▶ **Problem to solve**
Quote every line as written. Omit pictures.

Dataset entries
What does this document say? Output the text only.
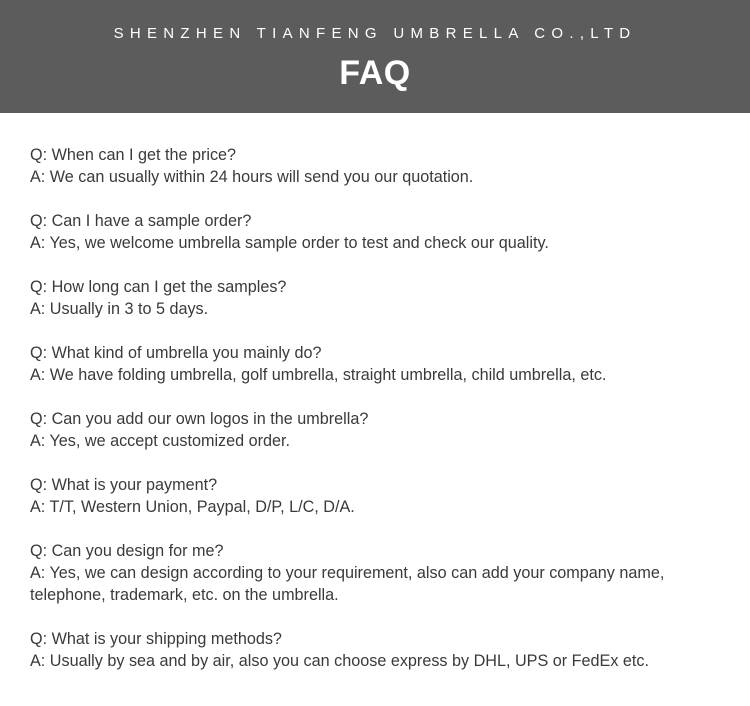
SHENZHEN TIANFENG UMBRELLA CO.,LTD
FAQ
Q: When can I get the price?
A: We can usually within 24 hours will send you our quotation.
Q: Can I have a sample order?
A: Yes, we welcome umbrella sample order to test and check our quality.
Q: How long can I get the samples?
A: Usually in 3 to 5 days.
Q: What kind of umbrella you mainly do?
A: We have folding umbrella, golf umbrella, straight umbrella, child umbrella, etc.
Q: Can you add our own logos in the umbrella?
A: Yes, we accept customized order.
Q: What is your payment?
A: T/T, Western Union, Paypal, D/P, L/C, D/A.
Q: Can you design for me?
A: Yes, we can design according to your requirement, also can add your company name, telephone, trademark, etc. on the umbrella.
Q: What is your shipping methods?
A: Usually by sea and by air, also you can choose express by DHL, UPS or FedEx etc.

▶ **Response to this task**
What does this document say? Output the text only.
SHENZHEN TIANFENG UMBRELLA CO.,LTD
FAQ
Q: When can I get the price?
A: We can usually within 24 hours will send you our quotation.
Q: Can I have a sample order?
A: Yes, we welcome umbrella sample order to test and check our quality.
Q: How long can I get the samples?
A: Usually in 3 to 5 days.
Q: What kind of umbrella you mainly do?
A: We have folding umbrella, golf umbrella, straight umbrella, child umbrella, etc.
Q: Can you add our own logos in the umbrella?
A: Yes, we accept customized order.
Q: What is your payment?
A: T/T, Western Union, Paypal, D/P, L/C, D/A.
Q: Can you design for me?
A: Yes, we can design according to your requirement, also can add your company name, telephone, trademark, etc. on the umbrella.
Q: What is your shipping methods?
A: Usually by sea and by air, also you can choose express by DHL, UPS or FedEx etc.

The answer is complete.